---------- Given data

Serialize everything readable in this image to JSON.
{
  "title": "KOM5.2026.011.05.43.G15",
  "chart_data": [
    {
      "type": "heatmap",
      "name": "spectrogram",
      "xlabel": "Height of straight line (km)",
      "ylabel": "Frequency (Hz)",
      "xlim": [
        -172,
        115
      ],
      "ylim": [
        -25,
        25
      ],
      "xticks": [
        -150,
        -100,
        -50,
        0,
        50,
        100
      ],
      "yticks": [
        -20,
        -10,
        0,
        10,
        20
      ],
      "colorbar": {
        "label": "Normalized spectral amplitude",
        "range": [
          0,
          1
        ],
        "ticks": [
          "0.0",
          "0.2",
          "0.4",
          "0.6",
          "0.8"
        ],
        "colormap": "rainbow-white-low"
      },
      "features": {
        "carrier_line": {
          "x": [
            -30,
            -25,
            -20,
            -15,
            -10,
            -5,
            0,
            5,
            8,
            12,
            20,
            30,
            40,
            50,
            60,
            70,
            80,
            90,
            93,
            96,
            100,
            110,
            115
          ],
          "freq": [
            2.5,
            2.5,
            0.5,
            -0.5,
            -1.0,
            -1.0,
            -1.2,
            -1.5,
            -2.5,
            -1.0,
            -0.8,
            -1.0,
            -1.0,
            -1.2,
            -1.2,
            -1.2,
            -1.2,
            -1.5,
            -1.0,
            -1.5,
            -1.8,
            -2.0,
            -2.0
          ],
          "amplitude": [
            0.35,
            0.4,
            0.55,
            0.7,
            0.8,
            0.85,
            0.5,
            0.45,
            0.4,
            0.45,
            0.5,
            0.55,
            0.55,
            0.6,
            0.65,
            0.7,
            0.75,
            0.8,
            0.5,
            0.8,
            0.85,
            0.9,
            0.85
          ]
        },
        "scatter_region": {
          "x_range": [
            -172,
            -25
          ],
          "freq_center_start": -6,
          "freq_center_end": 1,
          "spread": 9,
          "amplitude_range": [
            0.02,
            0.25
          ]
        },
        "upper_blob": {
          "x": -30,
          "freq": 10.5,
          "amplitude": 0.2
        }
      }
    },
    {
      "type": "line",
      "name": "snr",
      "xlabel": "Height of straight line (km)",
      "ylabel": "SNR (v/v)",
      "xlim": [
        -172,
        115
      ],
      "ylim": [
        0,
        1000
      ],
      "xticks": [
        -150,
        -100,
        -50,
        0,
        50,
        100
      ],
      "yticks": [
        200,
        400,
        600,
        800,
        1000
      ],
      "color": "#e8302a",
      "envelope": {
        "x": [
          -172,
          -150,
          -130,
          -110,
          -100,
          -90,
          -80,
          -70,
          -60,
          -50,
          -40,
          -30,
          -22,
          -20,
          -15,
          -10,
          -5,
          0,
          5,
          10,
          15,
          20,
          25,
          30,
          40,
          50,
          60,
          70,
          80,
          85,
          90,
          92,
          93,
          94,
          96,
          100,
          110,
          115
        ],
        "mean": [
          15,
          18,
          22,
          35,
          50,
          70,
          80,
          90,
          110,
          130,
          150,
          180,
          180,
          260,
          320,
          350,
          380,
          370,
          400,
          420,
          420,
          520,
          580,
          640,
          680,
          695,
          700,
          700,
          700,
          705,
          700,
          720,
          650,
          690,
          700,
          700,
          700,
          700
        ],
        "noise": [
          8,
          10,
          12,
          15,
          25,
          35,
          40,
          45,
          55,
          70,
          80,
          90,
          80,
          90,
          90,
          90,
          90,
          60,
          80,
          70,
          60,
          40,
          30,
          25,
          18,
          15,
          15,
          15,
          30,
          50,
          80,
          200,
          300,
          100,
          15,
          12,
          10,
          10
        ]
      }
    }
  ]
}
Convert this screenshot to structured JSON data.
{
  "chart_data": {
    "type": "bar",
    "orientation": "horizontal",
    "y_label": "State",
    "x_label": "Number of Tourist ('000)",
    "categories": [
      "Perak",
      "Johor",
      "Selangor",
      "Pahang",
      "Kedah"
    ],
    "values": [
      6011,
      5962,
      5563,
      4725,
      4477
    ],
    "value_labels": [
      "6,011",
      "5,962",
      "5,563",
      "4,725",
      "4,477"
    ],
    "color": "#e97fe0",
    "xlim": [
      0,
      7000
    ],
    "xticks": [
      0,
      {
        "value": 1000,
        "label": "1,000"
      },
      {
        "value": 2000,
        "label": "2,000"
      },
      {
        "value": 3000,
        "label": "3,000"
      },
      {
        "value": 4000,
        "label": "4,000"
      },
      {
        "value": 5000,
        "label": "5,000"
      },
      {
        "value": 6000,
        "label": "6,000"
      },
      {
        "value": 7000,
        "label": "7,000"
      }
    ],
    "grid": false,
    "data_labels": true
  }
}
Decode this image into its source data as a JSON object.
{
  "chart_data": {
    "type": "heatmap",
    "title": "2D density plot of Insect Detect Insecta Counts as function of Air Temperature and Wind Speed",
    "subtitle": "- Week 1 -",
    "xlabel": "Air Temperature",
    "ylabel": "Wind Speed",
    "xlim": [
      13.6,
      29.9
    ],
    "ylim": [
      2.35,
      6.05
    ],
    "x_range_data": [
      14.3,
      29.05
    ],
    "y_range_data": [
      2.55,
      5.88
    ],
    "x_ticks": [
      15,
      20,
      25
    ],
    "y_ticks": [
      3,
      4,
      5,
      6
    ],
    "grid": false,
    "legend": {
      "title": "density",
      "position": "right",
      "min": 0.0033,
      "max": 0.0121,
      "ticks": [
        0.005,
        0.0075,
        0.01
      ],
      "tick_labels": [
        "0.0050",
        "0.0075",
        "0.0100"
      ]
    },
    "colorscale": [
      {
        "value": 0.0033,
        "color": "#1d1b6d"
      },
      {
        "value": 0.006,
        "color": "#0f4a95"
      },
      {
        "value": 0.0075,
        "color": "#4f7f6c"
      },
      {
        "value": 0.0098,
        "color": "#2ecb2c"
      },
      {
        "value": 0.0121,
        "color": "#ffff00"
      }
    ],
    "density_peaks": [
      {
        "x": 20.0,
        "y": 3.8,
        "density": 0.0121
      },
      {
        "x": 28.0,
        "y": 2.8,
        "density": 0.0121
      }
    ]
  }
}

--------------------

● Exercise description
Write down the full listing again, exactly.

● Answer to the task
Serialize everything readable in this image to JSON.
{
  "title": "KOM5.2026.011.05.43.G15",
  "chart_data": [
    {
      "type": "heatmap",
      "name": "spectrogram",
      "xlabel": "Height of straight line (km)",
      "ylabel": "Frequency (Hz)",
      "xlim": [
        -172,
        115
      ],
      "ylim": [
        -25,
        25
      ],
      "xticks": [
        -150,
        -100,
        -50,
        0,
        50,
        100
      ],
      "yticks": [
        -20,
        -10,
        0,
        10,
        20
      ],
      "colorbar": {
        "label": "Normalized spectral amplitude",
        "range": [
          0,
          1
        ],
        "ticks": [
          "0.0",
          "0.2",
          "0.4",
          "0.6",
          "0.8"
        ],
        "colormap": "rainbow-white-low"
      },
      "features": {
        "carrier_line": {
          "x": [
            -30,
            -25,
            -20,
            -15,
            -10,
            -5,
            0,
            5,
            8,
            12,
            20,
            30,
            40,
            50,
            60,
            70,
            80,
            90,
            93,
            96,
            100,
            110,
            115
          ],
          "freq": [
            2.5,
            2.5,
            0.5,
            -0.5,
            -1.0,
            -1.0,
            -1.2,
            -1.5,
            -2.5,
            -1.0,
            -0.8,
            -1.0,
            -1.0,
            -1.2,
            -1.2,
            -1.2,
            -1.2,
            -1.5,
            -1.0,
            -1.5,
            -1.8,
            -2.0,
            -2.0
          ],
          "amplitude": [
            0.35,
            0.4,
            0.55,
            0.7,
            0.8,
            0.85,
            0.5,
            0.45,
            0.4,
            0.45,
            0.5,
            0.55,
            0.55,
            0.6,
            0.65,
            0.7,
            0.75,
            0.8,
            0.5,
            0.8,
            0.85,
            0.9,
            0.85
          ]
        },
        "scatter_region": {
          "x_range": [
            -172,
            -25
          ],
          "freq_center_start": -6,
          "freq_center_end": 1,
          "spread": 9,
          "amplitude_range": [
            0.02,
            0.25
          ]
        },
        "upper_blob": {
          "x": -30,
          "freq": 10.5,
          "amplitude": 0.2
        }
      }
    },
    {
      "type": "line",
      "name": "snr",
      "xlabel": "Height of straight line (km)",
      "ylabel": "SNR (v/v)",
      "xlim": [
        -172,
        115
      ],
      "ylim": [
        0,
        1000
      ],
      "xticks": [
        -150,
        -100,
        -50,
        0,
        50,
        100
      ],
      "yticks": [
        200,
        400,
        600,
        800,
        1000
      ],
      "color": "#e8302a",
      "envelope": {
        "x": [
          -172,
          -150,
          -130,
          -110,
          -100,
          -90,
          -80,
          -70,
          -60,
          -50,
          -40,
          -30,
          -22,
          -20,
          -15,
          -10,
          -5,
          0,
          5,
          10,
          15,
          20,
          25,
          30,
          40,
          50,
          60,
          70,
          80,
          85,
          90,
          92,
          93,
          94,
          96,
          100,
          110,
          115
        ],
        "mean": [
          15,
          18,
          22,
          35,
          50,
          70,
          80,
          90,
          110,
          130,
          150,
          180,
          180,
          260,
          320,
          350,
          380,
          370,
          400,
          420,
          420,
          520,
          580,
          640,
          680,
          695,
          700,
          700,
          700,
          705,
          700,
          720,
          650,
          690,
          700,
          700,
          700,
          700
        ],
        "noise": [
          8,
          10,
          12,
          15,
          25,
          35,
          40,
          45,
          55,
          70,
          80,
          90,
          80,
          90,
          90,
          90,
          90,
          60,
          80,
          70,
          60,
          40,
          30,
          25,
          18,
          15,
          15,
          15,
          30,
          50,
          80,
          200,
          300,
          100,
          15,
          12,
          10,
          10
        ]
      }
    }
  ]
}
Convert this screenshot to structured JSON data.
{
  "chart_data": {
    "type": "bar",
    "orientation": "horizontal",
    "y_label": "State",
    "x_label": "Number of Tourist ('000)",
    "categories": [
      "Perak",
      "Johor",
      "Selangor",
      "Pahang",
      "Kedah"
    ],
    "values": [
      6011,
      5962,
      5563,
      4725,
      4477
    ],
    "value_labels": [
      "6,011",
      "5,962",
      "5,563",
      "4,725",
      "4,477"
    ],
    "color": "#e97fe0",
    "xlim": [
      0,
      7000
    ],
    "xticks": [
      0,
      {
        "value": 1000,
        "label": "1,000"
      },
      {
        "value": 2000,
        "label": "2,000"
      },
      {
        "value": 3000,
        "label": "3,000"
      },
      {
        "value": 4000,
        "label": "4,000"
      },
      {
        "value": 5000,
        "label": "5,000"
      },
      {
        "value": 6000,
        "label": "6,000"
      },
      {
        "value": 7000,
        "label": "7,000"
      }
    ],
    "grid": false,
    "data_labels": true
  }
}
Decode this image into its source data as a JSON object.
{
  "chart_data": {
    "type": "heatmap",
    "title": "2D density plot of Insect Detect Insecta Counts as function of Air Temperature and Wind Speed",
    "subtitle": "- Week 1 -",
    "xlabel": "Air Temperature",
    "ylabel": "Wind Speed",
    "xlim": [
      13.6,
      29.9
    ],
    "ylim": [
      2.35,
      6.05
    ],
    "x_range_data": [
      14.3,
      29.05
    ],
    "y_range_data": [
      2.55,
      5.88
    ],
    "x_ticks": [
      15,
      20,
      25
    ],
    "y_ticks": [
      3,
      4,
      5,
      6
    ],
    "grid": false,
    "legend": {
      "title": "density",
      "position": "right",
      "min": 0.0033,
      "max": 0.0121,
      "ticks": [
        0.005,
        0.0075,
        0.01
      ],
      "tick_labels": [
        "0.0050",
        "0.0075",
        "0.0100"
      ]
    },
    "colorscale": [
      {
        "value": 0.0033,
        "color": "#1d1b6d"
      },
      {
        "value": 0.006,
        "color": "#0f4a95"
      },
      {
        "value": 0.0075,
        "color": "#4f7f6c"
      },
      {
        "value": 0.0098,
        "color": "#2ecb2c"
      },
      {
        "value": 0.0121,
        "color": "#ffff00"
      }
    ],
    "density_peaks": [
      {
        "x": 20.0,
        "y": 3.8,
        "density": 0.0121
      },
      {
        "x": 28.0,
        "y": 2.8,
        "density": 0.0121
      }
    ]
  }
}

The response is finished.